Westminster: Labour unveils commission to advise on policies for a ‘fairer city’

Westminster: Labour unveils commission to advise on policies for a ‘fairer city’

Labour’s first ever Westminster City Council (WCC) elections win in May did not usher into power a band of callow innocents at risk of rude awakenings when faced with the practicalities of power. The new administration is headed by seasoned local politicians who’ve been rehearsing for their breakthrough moment for many years and can draw on the experience of plenty of other people who’ve shared their decades of uphill struggle.

That pool of knowledge has been recruited to the Future of Westminster Commission, established to, as its terms of reference put it, “advise the council on areas of policy that are critical to the future success of the City” and “seek to review and make recommendations on the delivery of key council services to deliver a fairer Westminster for residents”.

The commission is chaired by Neale Coleman when a Labour councillor in Westminster was in the forefront of the campaign against Shirley Porter’s notorious, covert “homes for votes” policy of the late 1980s and went on to become a key Olympics adviser to London Mayors Ken Livingstone and, until 2015, Boris Johnson. His current roles also include being a member of the National Infrastructure Commission.

The Westminster commission’s remit and structure, to be considered at this evening’s meeting of the council’s cabinet, addresses four broad policy areas, of which housing, unsurprisingly, looks the heftiest. The convenor for this part of the commission’s work is Steve Hilditch, formerly of Shelter and another ex-Livingstone aide. The fairness and equality strand is to be stewarded by Karen Buck, MP for Westminster North. Regeneration professional Claudette Forbes leads on economy and employment, and Community Energy London chair Syed Ahmed on energy and “green transition”.

Council Leader Adam Hug, still sometimes pinching himself to make sure May’s result was real, sits in his high-up office at 64 Victoria Street and explains how the commission’s work will inform his administration’s policies and, very importantly, how they are implemented.

# What is being asked
Continue the article about Westminster's new commission after its last sentence above.

# Records
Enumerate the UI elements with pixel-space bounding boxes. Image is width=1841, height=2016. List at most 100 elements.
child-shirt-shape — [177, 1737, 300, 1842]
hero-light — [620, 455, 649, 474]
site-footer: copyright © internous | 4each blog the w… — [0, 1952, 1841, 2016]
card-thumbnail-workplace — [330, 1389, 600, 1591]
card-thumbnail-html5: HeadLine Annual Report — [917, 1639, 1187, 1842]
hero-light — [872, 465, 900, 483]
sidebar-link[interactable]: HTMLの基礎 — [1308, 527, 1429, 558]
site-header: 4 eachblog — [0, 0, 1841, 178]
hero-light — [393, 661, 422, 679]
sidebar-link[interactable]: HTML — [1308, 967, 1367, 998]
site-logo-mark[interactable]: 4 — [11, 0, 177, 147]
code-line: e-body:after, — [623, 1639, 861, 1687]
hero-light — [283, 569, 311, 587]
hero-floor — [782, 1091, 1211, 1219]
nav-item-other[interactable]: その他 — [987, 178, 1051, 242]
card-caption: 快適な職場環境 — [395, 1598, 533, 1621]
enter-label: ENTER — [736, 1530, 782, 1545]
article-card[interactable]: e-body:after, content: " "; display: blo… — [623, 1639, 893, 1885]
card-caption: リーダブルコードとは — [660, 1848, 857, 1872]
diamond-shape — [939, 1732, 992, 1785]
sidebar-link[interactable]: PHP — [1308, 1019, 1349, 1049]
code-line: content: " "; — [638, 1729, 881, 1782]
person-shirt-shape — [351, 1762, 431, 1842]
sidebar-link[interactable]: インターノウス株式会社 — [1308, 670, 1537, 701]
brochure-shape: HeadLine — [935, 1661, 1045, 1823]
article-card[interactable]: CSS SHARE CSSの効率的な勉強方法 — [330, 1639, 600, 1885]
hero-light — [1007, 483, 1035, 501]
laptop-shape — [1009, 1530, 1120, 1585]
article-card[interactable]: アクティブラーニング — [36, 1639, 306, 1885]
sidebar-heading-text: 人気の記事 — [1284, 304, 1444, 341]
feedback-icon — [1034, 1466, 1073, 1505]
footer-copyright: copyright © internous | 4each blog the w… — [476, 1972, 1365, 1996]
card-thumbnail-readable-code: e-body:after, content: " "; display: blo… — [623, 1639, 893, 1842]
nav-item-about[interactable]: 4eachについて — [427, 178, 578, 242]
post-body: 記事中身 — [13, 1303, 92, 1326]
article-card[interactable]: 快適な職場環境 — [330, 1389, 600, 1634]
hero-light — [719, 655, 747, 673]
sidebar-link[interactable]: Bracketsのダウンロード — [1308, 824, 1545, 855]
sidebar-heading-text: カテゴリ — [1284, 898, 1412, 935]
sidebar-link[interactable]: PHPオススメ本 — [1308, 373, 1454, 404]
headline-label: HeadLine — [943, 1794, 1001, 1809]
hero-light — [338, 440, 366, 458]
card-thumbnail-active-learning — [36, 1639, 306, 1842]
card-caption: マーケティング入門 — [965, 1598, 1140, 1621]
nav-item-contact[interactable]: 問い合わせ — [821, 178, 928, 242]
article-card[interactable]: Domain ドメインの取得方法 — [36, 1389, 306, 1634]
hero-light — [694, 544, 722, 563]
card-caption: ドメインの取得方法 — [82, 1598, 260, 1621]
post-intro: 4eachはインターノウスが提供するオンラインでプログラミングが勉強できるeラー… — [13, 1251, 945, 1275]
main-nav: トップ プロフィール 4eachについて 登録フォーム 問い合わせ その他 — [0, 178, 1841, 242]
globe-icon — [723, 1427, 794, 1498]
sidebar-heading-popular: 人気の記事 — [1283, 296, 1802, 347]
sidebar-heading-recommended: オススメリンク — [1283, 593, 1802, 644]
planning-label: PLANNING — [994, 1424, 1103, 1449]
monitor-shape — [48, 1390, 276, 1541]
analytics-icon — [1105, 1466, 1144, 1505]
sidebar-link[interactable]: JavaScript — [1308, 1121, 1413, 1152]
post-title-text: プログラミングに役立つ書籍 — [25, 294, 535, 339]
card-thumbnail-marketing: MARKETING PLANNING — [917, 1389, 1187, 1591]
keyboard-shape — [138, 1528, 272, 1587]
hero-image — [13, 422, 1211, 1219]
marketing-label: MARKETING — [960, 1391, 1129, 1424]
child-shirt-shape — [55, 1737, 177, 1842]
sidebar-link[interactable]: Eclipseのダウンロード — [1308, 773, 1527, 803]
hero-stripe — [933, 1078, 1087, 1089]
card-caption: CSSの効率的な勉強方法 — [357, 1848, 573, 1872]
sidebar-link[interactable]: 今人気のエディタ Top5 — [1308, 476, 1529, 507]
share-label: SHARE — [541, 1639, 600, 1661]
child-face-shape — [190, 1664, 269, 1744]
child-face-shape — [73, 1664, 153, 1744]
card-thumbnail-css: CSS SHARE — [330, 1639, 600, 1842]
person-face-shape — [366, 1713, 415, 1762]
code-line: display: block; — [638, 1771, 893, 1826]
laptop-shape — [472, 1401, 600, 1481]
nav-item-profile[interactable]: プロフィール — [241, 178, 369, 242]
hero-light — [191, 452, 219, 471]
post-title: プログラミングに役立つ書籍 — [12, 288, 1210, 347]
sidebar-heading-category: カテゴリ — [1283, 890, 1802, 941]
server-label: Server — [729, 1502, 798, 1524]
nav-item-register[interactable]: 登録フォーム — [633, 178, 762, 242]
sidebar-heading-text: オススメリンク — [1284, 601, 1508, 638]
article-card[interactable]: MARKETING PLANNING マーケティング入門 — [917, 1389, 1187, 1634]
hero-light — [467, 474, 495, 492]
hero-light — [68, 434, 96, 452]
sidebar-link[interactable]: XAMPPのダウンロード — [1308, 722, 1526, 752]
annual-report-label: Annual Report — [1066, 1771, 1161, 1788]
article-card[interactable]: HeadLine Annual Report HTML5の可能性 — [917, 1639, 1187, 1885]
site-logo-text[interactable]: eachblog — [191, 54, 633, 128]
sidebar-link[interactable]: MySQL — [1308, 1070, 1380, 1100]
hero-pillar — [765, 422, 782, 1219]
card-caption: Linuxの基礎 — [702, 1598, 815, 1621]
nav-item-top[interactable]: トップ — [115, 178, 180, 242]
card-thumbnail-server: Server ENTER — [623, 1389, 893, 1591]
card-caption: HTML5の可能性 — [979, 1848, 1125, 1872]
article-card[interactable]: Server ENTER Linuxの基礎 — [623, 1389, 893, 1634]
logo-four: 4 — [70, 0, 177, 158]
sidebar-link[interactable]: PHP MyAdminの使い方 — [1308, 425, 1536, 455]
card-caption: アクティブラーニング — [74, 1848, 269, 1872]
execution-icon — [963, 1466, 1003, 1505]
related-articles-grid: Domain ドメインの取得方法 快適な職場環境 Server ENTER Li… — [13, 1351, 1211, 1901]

# Result of this task
The idea is that it will fit into wider culture change mission. From day one, Hug says, “I’ve been repeating the word ‘resident, resident, resident’ in every meeting and conversation I’ve had. Labour’s win owes a lot to its candidates being seen as receptive to the concerns of people living in wards that have become gradually more marginal, perhaps most symbolically West End, where the usual Tory dominance was dented in 2018 and demolished in 2022.

Housing and land use development more broadly have been habitually fraught in Westminster, where land is scarce and property fantastically expensive. The Porter period was not the last in which a Conservative leadership has been accused of pursuing policies that put its political requirements and the interests of the development industry first at the expense of successful neighbourhoods and local people.

Hug believes the departure in October 2018 of now former councillor Robert Davies, serial recipient of property trade largesse, prompted the last Tory administration to start reforming its planning processes to create what he calls “a more professional relationship between the council and the business community and residents”, but he says it can go a great deal further.

Under Labour, with input from Hilditch and others, including University College London’s Janice Morphet and Andy Watson, former chair of the trail blazing Walterton and Elgin Community Homes, a higher priority will be given, as you would expect, to extracting more social and other affordable homes from development schemes and working collaboratively with Sadiq Khan to obtain “affordable” funding, but also doing far more to secure “buy-in” from residents for projects the council decides to support.

“It’s about making sure the offer is as strong as it possibly could be,” Hug says, citing past frustration among residents and the importance of “demonstrating value to local people and other community benefits” that can flow from a consented scheme.  The commission will take a good look at council-controlled charity and registered provider Westminster Community Homes and development vehicle Westminster Builds.

A “tenants jury” is to be formed to “review the structures for resident participation” in decisions about the council’s own housing stock, covering everything from major works operations to dealing with repairs. This fits with a broad consultation reform goal for Hug of establishing ways to “hardwire in talking to and working with residents to make decisions” ensuring they have “options rather than just something handed down to them”. Getting such things right, so that input is truly representative, can be difficult with the best will in the world. The cast list of commissioners look equipped for the task.

Forbes’s economy and employment review is to produce a plan for “a series of high impact, short term initiatives” to improve skills training and employability, with a particular initial focus on the Harrow Road between Royal Oak and Queen’s Park Library, one of the poorer parts of the City often mistakenly assumed to be uniformly rich. This plan will form part of Labour’s new economic development strategy when it appears.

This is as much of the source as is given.